SOURCE DATA:
-*-*-
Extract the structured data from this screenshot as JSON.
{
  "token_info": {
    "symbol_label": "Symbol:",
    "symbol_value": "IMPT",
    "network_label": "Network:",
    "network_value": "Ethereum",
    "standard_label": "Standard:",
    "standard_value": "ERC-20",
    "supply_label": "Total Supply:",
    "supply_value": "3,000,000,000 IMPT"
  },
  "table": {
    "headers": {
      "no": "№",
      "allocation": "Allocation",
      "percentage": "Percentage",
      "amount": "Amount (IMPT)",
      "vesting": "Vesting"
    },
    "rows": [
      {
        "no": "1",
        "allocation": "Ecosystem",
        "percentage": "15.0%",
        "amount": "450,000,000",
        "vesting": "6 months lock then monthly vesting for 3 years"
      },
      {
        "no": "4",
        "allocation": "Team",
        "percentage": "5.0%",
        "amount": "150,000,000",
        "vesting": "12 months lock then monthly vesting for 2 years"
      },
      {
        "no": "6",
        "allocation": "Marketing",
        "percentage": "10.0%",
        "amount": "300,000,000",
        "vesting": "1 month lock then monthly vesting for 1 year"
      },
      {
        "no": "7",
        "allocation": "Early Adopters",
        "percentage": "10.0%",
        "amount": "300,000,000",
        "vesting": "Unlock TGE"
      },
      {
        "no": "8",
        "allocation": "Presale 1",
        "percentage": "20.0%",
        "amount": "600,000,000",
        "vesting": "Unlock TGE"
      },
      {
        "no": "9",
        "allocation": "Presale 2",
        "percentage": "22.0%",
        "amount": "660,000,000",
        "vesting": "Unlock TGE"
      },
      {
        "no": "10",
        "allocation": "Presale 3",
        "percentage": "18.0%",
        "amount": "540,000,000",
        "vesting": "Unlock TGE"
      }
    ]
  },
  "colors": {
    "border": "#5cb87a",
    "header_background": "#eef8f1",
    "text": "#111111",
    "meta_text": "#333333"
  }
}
-*-*-
Every entry should be printed again exactly as written.

RESPONSE:
Extract the structured data from this screenshot as JSON.
{
  "token_info": {
    "symbol_label": "Symbol:",
    "symbol_value": "IMPT",
    "network_label": "Network:",
    "network_value": "Ethereum",
    "standard_label": "Standard:",
    "standard_value": "ERC-20",
    "supply_label": "Total Supply:",
    "supply_value": "3,000,000,000 IMPT"
  },
  "table": {
    "headers": {
      "no": "№",
      "allocation": "Allocation",
      "percentage": "Percentage",
      "amount": "Amount (IMPT)",
      "vesting": "Vesting"
    },
    "rows": [
      {
        "no": "1",
        "allocation": "Ecosystem",
        "percentage": "15.0%",
        "amount": "450,000,000",
        "vesting": "6 months lock then monthly vesting for 3 years"
      },
      {
        "no": "4",
        "allocation": "Team",
        "percentage": "5.0%",
        "amount": "150,000,000",
        "vesting": "12 months lock then monthly vesting for 2 years"
      },
      {
        "no": "6",
        "allocation": "Marketing",
        "percentage": "10.0%",
        "amount": "300,000,000",
        "vesting": "1 month lock then monthly vesting for 1 year"
      },
      {
        "no": "7",
        "allocation": "Early Adopters",
        "percentage": "10.0%",
        "amount": "300,000,000",
        "vesting": "Unlock TGE"
      },
      {
        "no": "8",
        "allocation": "Presale 1",
        "percentage": "20.0%",
        "amount": "600,000,000",
        "vesting": "Unlock TGE"
      },
      {
        "no": "9",
        "allocation": "Presale 2",
        "percentage": "22.0%",
        "amount": "660,000,000",
        "vesting": "Unlock TGE"
      },
      {
        "no": "10",
        "allocation": "Presale 3",
        "percentage": "18.0%",
        "amount": "540,000,000",
        "vesting": "Unlock TGE"
      }
    ]
  },
  "colors": {
    "border": "#5cb87a",
    "header_background": "#eef8f1",
    "text": "#111111",
    "meta_text": "#333333"
  }
}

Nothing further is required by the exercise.